[Start of Data for this task]

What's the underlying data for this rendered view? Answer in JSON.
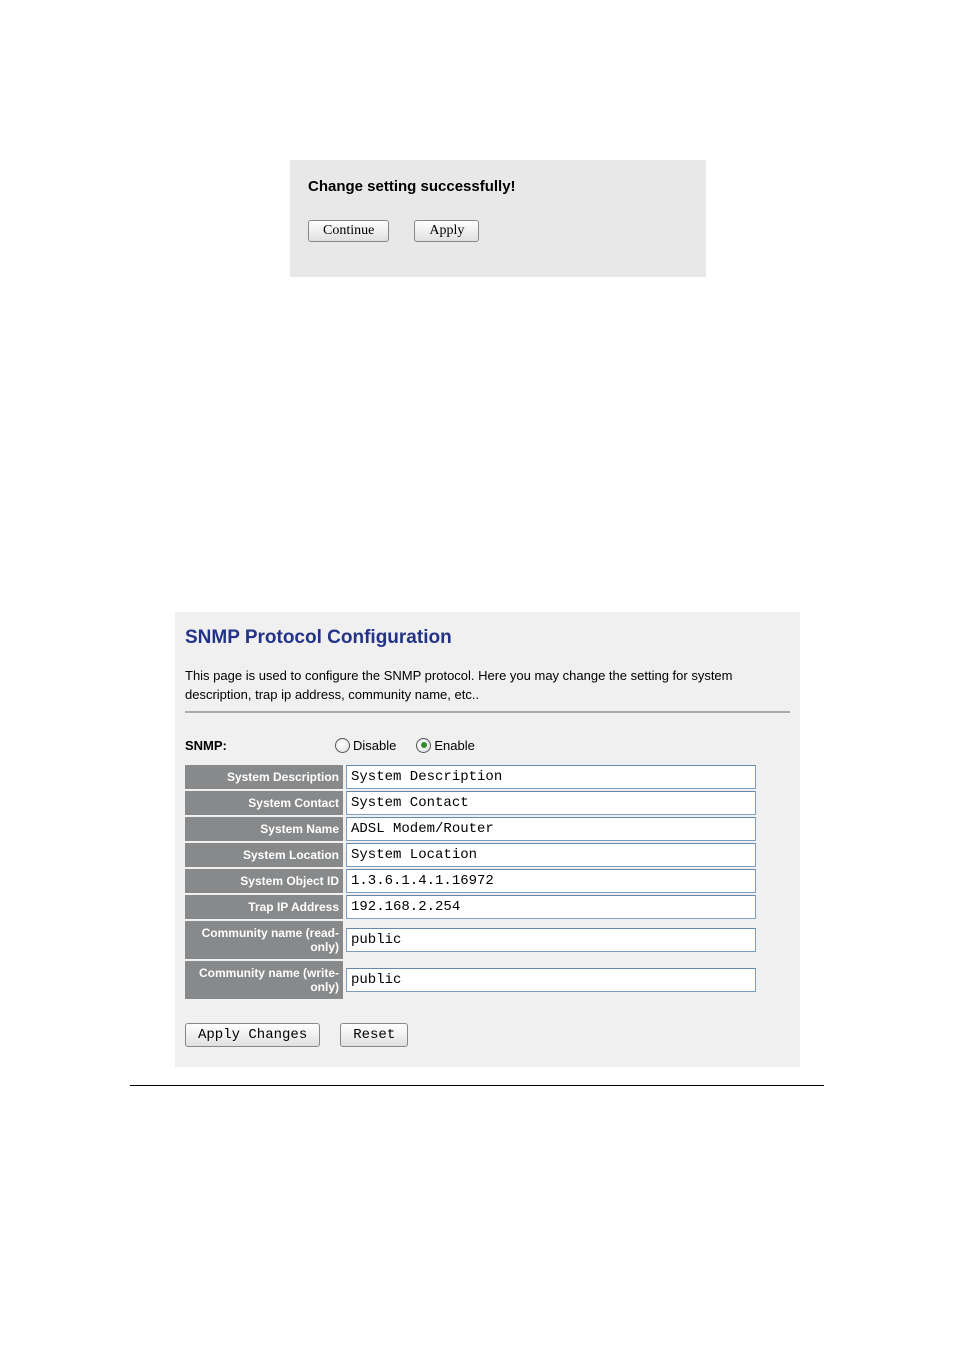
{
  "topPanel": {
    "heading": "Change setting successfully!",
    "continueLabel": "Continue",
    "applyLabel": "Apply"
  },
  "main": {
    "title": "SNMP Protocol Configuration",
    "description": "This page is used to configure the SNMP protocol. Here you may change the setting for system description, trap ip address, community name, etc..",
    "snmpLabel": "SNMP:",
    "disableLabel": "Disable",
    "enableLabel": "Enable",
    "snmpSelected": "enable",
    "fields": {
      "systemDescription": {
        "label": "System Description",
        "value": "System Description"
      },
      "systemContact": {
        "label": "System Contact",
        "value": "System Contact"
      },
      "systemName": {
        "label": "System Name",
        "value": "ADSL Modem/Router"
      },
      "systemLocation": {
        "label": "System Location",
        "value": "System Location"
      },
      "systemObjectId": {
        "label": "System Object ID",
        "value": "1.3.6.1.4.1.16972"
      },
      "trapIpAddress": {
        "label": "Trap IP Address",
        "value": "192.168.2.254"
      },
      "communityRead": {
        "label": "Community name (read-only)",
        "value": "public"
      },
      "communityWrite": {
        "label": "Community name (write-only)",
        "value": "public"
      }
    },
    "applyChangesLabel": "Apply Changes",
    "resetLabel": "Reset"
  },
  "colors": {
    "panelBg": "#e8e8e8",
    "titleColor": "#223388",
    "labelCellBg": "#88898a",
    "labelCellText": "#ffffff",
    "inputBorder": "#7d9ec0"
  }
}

[End of Data for this task]

Required task: Without the pictures, return the entries exactly as they appear.

Task output:
What's the underlying data for this rendered view? Answer in JSON.
{
  "topPanel": {
    "heading": "Change setting successfully!",
    "continueLabel": "Continue",
    "applyLabel": "Apply"
  },
  "main": {
    "title": "SNMP Protocol Configuration",
    "description": "This page is used to configure the SNMP protocol. Here you may change the setting for system description, trap ip address, community name, etc..",
    "snmpLabel": "SNMP:",
    "disableLabel": "Disable",
    "enableLabel": "Enable",
    "snmpSelected": "enable",
    "fields": {
      "systemDescription": {
        "label": "System Description",
        "value": "System Description"
      },
      "systemContact": {
        "label": "System Contact",
        "value": "System Contact"
      },
      "systemName": {
        "label": "System Name",
        "value": "ADSL Modem/Router"
      },
      "systemLocation": {
        "label": "System Location",
        "value": "System Location"
      },
      "systemObjectId": {
        "label": "System Object ID",
        "value": "1.3.6.1.4.1.16972"
      },
      "trapIpAddress": {
        "label": "Trap IP Address",
        "value": "192.168.2.254"
      },
      "communityRead": {
        "label": "Community name (read-only)",
        "value": "public"
      },
      "communityWrite": {
        "label": "Community name (write-only)",
        "value": "public"
      }
    },
    "applyChangesLabel": "Apply Changes",
    "resetLabel": "Reset"
  },
  "colors": {
    "panelBg": "#e8e8e8",
    "titleColor": "#223388",
    "labelCellBg": "#88898a",
    "labelCellText": "#ffffff",
    "inputBorder": "#7d9ec0"
  }
}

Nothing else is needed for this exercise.